Set task:
Send back the entries below exactly as they appear.

★ ★ ★

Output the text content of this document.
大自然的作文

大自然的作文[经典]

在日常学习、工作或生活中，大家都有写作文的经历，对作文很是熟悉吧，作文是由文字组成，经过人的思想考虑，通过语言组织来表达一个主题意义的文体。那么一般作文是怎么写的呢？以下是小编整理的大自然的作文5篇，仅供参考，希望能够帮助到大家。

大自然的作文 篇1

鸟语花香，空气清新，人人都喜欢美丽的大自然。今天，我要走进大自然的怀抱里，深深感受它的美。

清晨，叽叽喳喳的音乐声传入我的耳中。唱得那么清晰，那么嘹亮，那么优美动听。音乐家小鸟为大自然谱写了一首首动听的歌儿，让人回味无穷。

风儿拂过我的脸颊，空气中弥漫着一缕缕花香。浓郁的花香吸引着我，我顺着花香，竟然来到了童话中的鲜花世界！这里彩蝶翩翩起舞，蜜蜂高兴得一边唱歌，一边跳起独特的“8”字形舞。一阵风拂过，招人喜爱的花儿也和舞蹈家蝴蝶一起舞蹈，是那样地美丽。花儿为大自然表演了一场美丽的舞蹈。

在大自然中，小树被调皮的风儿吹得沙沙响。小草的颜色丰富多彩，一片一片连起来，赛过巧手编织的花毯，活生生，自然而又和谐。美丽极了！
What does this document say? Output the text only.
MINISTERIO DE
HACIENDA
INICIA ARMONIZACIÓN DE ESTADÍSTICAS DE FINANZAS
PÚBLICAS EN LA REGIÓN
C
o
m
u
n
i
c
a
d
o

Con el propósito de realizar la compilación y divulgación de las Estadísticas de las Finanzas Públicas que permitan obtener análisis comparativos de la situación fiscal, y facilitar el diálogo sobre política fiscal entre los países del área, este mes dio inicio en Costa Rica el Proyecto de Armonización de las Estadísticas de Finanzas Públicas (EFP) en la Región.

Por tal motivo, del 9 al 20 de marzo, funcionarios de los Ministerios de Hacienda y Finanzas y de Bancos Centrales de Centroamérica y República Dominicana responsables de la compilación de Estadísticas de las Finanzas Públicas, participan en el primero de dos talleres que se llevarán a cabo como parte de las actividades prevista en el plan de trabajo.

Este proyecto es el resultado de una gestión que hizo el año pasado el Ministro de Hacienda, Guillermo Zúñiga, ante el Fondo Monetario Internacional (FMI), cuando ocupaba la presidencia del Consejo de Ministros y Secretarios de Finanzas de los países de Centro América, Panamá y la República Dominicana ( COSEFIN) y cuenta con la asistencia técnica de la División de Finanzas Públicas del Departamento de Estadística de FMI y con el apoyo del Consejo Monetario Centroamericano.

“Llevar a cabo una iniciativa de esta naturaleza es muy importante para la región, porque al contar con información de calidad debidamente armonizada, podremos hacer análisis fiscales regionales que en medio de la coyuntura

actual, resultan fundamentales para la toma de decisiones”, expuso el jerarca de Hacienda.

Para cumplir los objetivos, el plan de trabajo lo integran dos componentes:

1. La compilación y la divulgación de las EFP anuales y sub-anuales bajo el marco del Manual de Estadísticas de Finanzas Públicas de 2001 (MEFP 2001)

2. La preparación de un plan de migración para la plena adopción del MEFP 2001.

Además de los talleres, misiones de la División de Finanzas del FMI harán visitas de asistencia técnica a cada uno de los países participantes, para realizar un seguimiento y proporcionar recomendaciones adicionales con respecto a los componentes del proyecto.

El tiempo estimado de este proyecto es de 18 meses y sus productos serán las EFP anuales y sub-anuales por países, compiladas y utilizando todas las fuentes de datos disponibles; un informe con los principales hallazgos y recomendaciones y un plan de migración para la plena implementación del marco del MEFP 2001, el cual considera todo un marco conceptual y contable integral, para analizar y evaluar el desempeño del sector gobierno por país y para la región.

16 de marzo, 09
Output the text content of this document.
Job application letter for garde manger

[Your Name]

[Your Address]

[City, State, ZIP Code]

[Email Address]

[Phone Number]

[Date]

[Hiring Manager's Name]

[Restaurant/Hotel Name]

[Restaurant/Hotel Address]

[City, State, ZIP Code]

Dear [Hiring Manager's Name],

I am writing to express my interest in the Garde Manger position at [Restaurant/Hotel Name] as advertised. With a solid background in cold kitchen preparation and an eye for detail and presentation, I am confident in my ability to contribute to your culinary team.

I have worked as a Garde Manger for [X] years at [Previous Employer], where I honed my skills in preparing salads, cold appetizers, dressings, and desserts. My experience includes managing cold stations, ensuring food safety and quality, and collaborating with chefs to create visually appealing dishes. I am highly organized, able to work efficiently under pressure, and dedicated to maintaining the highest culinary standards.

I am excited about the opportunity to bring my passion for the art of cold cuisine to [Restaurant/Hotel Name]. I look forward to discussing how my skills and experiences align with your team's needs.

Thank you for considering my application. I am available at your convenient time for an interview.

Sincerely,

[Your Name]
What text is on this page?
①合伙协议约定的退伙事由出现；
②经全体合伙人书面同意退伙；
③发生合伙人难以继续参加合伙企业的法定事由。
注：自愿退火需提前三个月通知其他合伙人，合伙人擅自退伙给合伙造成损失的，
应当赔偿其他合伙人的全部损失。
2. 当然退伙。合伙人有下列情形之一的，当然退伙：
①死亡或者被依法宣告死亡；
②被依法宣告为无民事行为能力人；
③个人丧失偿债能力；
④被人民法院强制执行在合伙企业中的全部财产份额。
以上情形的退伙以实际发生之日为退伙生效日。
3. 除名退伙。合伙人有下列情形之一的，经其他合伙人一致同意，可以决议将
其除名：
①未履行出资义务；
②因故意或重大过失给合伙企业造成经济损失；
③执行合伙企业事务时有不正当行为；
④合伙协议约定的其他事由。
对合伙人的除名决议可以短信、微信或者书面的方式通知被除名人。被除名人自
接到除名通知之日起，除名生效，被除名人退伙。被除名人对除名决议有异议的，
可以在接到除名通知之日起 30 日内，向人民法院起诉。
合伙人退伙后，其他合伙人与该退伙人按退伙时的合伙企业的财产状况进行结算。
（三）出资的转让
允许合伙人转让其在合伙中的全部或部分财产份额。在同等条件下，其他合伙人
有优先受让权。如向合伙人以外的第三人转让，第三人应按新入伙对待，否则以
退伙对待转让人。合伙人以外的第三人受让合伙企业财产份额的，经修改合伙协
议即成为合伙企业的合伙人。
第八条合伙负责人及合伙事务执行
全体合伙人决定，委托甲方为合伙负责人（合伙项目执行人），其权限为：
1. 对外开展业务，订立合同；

★ ★ ★

Exercise solution:
Output the text content of this document.
大自然的作文

大自然的作文[经典]

在日常学习、工作或生活中，大家都有写作文的经历，对作文很是熟悉吧，作文是由文字组成，经过人的思想考虑，通过语言组织来表达一个主题意义的文体。那么一般作文是怎么写的呢？以下是小编整理的大自然的作文5篇，仅供参考，希望能够帮助到大家。

大自然的作文 篇1

鸟语花香，空气清新，人人都喜欢美丽的大自然。今天，我要走进大自然的怀抱里，深深感受它的美。

清晨，叽叽喳喳的音乐声传入我的耳中。唱得那么清晰，那么嘹亮，那么优美动听。音乐家小鸟为大自然谱写了一首首动听的歌儿，让人回味无穷。

风儿拂过我的脸颊，空气中弥漫着一缕缕花香。浓郁的花香吸引着我，我顺着花香，竟然来到了童话中的鲜花世界！这里彩蝶翩翩起舞，蜜蜂高兴得一边唱歌，一边跳起独特的“8”字形舞。一阵风拂过，招人喜爱的花儿也和舞蹈家蝴蝶一起舞蹈，是那样地美丽。花儿为大自然表演了一场美丽的舞蹈。

在大自然中，小树被调皮的风儿吹得沙沙响。小草的颜色丰富多彩，一片一片连起来，赛过巧手编织的花毯，活生生，自然而又和谐。美丽极了！
What does this document say? Output the text only.
MINISTERIO DE
HACIENDA
INICIA ARMONIZACIÓN DE ESTADÍSTICAS DE FINANZAS
PÚBLICAS EN LA REGIÓN
C
o
m
u
n
i
c
a
d
o

Con el propósito de realizar la compilación y divulgación de las Estadísticas de las Finanzas Públicas que permitan obtener análisis comparativos de la situación fiscal, y facilitar el diálogo sobre política fiscal entre los países del área, este mes dio inicio en Costa Rica el Proyecto de Armonización de las Estadísticas de Finanzas Públicas (EFP) en la Región.

Por tal motivo, del 9 al 20 de marzo, funcionarios de los Ministerios de Hacienda y Finanzas y de Bancos Centrales de Centroamérica y República Dominicana responsables de la compilación de Estadísticas de las Finanzas Públicas, participan en el primero de dos talleres que se llevarán a cabo como parte de las actividades prevista en el plan de trabajo.

Este proyecto es el resultado de una gestión que hizo el año pasado el Ministro de Hacienda, Guillermo Zúñiga, ante el Fondo Monetario Internacional (FMI), cuando ocupaba la presidencia del Consejo de Ministros y Secretarios de Finanzas de los países de Centro América, Panamá y la República Dominicana ( COSEFIN) y cuenta con la asistencia técnica de la División de Finanzas Públicas del Departamento de Estadística de FMI y con el apoyo del Consejo Monetario Centroamericano.

“Llevar a cabo una iniciativa de esta naturaleza es muy importante para la región, porque al contar con información de calidad debidamente armonizada, podremos hacer análisis fiscales regionales que en medio de la coyuntura

actual, resultan fundamentales para la toma de decisiones”, expuso el jerarca de Hacienda.

Para cumplir los objetivos, el plan de trabajo lo integran dos componentes:

1. La compilación y la divulgación de las EFP anuales y sub-anuales bajo el marco del Manual de Estadísticas de Finanzas Públicas de 2001 (MEFP 2001)

2. La preparación de un plan de migración para la plena adopción del MEFP 2001.

Además de los talleres, misiones de la División de Finanzas del FMI harán visitas de asistencia técnica a cada uno de los países participantes, para realizar un seguimiento y proporcionar recomendaciones adicionales con respecto a los componentes del proyecto.

El tiempo estimado de este proyecto es de 18 meses y sus productos serán las EFP anuales y sub-anuales por países, compiladas y utilizando todas las fuentes de datos disponibles; un informe con los principales hallazgos y recomendaciones y un plan de migración para la plena implementación del marco del MEFP 2001, el cual considera todo un marco conceptual y contable integral, para analizar y evaluar el desempeño del sector gobierno por país y para la región.

16 de marzo, 09
Output the text content of this document.
Job application letter for garde manger

[Your Name]

[Your Address]

[City, State, ZIP Code]

[Email Address]

[Phone Number]

[Date]

[Hiring Manager's Name]

[Restaurant/Hotel Name]

[Restaurant/Hotel Address]

[City, State, ZIP Code]

Dear [Hiring Manager's Name],

I am writing to express my interest in the Garde Manger position at [Restaurant/Hotel Name] as advertised. With a solid background in cold kitchen preparation and an eye for detail and presentation, I am confident in my ability to contribute to your culinary team.

I have worked as a Garde Manger for [X] years at [Previous Employer], where I honed my skills in preparing salads, cold appetizers, dressings, and desserts. My experience includes managing cold stations, ensuring food safety and quality, and collaborating with chefs to create visually appealing dishes. I am highly organized, able to work efficiently under pressure, and dedicated to maintaining the highest culinary standards.

I am excited about the opportunity to bring my passion for the art of cold cuisine to [Restaurant/Hotel Name]. I look forward to discussing how my skills and experiences align with your team's needs.

Thank you for considering my application. I am available at your convenient time for an interview.

Sincerely,

[Your Name]
What text is on this page?
①合伙协议约定的退伙事由出现；
②经全体合伙人书面同意退伙；
③发生合伙人难以继续参加合伙企业的法定事由。
注：自愿退火需提前三个月通知其他合伙人，合伙人擅自退伙给合伙造成损失的，
应当赔偿其他合伙人的全部损失。
2. 当然退伙。合伙人有下列情形之一的，当然退伙：
①死亡或者被依法宣告死亡；
②被依法宣告为无民事行为能力人；
③个人丧失偿债能力；
④被人民法院强制执行在合伙企业中的全部财产份额。
以上情形的退伙以实际发生之日为退伙生效日。
3. 除名退伙。合伙人有下列情形之一的，经其他合伙人一致同意，可以决议将
其除名：
①未履行出资义务；
②因故意或重大过失给合伙企业造成经济损失；
③执行合伙企业事务时有不正当行为；
④合伙协议约定的其他事由。
对合伙人的除名决议可以短信、微信或者书面的方式通知被除名人。被除名人自
接到除名通知之日起，除名生效，被除名人退伙。被除名人对除名决议有异议的，
可以在接到除名通知之日起 30 日内，向人民法院起诉。
合伙人退伙后，其他合伙人与该退伙人按退伙时的合伙企业的财产状况进行结算。
（三）出资的转让
允许合伙人转让其在合伙中的全部或部分财产份额。在同等条件下，其他合伙人
有优先受让权。如向合伙人以外的第三人转让，第三人应按新入伙对待，否则以
退伙对待转让人。合伙人以外的第三人受让合伙企业财产份额的，经修改合伙协
议即成为合伙企业的合伙人。
第八条合伙负责人及合伙事务执行
全体合伙人决定，委托甲方为合伙负责人（合伙项目执行人），其权限为：
1. 对外开展业务，订立合同；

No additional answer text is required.